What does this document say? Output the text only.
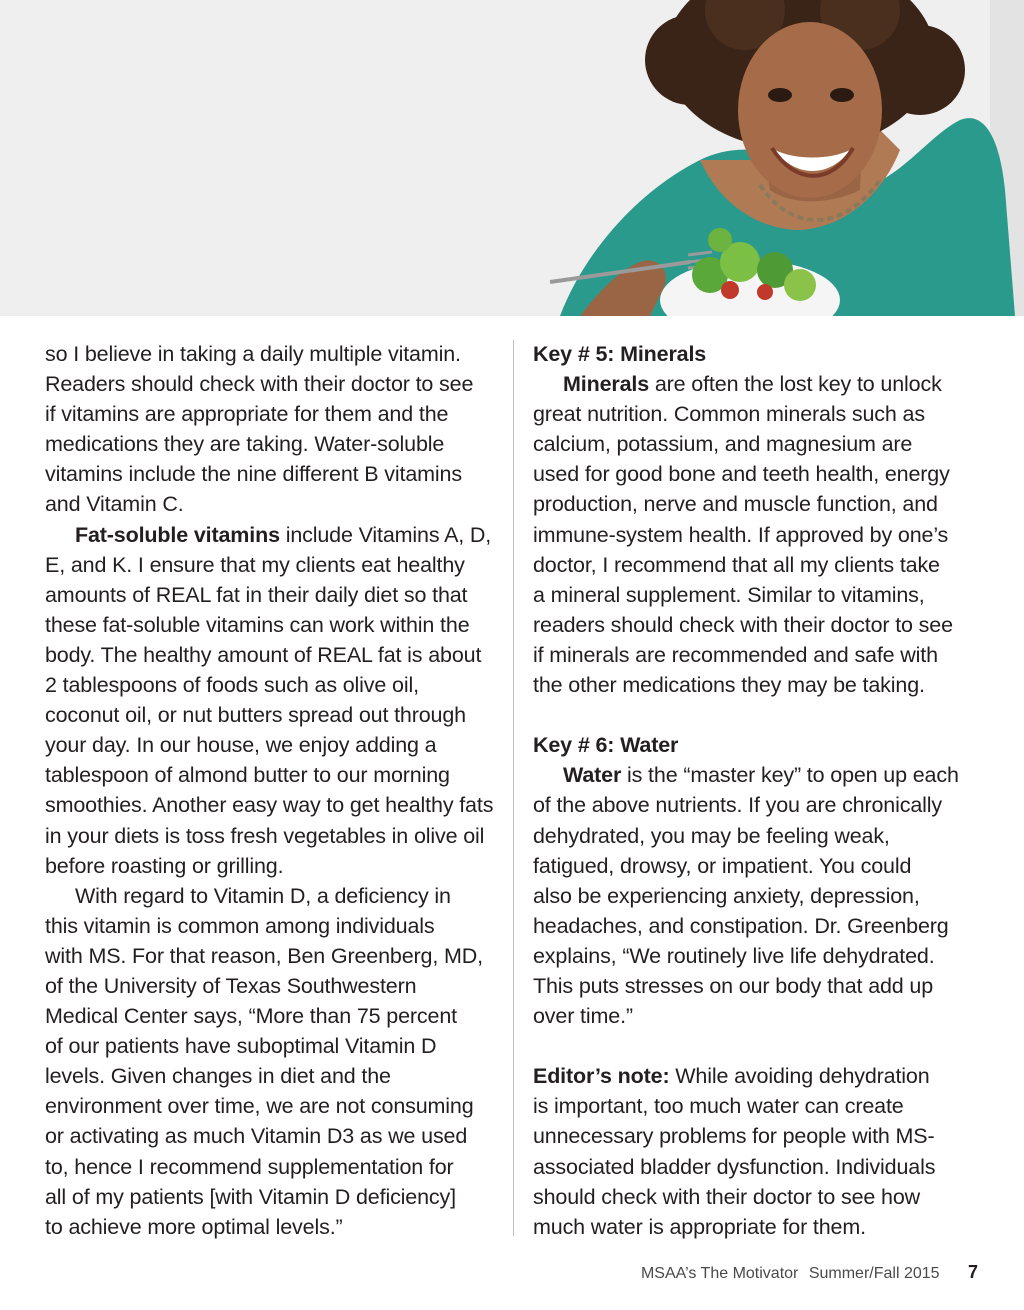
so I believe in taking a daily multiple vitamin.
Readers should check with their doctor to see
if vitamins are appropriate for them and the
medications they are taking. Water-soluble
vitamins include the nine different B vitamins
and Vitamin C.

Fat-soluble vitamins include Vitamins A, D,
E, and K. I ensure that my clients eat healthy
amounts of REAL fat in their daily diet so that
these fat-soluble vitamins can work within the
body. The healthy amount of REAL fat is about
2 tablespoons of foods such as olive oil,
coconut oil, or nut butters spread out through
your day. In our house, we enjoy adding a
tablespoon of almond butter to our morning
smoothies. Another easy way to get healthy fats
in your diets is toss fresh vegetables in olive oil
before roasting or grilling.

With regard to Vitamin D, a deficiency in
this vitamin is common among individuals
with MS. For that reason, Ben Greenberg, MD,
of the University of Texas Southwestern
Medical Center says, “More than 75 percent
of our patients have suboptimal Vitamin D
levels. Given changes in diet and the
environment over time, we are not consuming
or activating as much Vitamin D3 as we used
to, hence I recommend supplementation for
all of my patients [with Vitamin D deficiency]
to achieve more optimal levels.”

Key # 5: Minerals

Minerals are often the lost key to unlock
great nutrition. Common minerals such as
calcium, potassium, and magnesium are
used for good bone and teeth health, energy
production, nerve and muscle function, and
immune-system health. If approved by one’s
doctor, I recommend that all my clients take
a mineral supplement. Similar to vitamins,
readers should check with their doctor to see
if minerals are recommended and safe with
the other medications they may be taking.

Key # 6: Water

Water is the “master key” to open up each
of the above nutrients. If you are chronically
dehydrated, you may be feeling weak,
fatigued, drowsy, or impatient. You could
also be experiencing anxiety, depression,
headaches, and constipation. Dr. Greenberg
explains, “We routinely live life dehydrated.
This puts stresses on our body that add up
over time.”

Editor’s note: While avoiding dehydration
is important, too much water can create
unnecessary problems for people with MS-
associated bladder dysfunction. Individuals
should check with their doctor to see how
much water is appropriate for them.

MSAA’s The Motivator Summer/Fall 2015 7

Work item: Looking at the records above, state the number of lines where the word "appropriate" occurs, and write nothing beyond it.

Output of the task: 2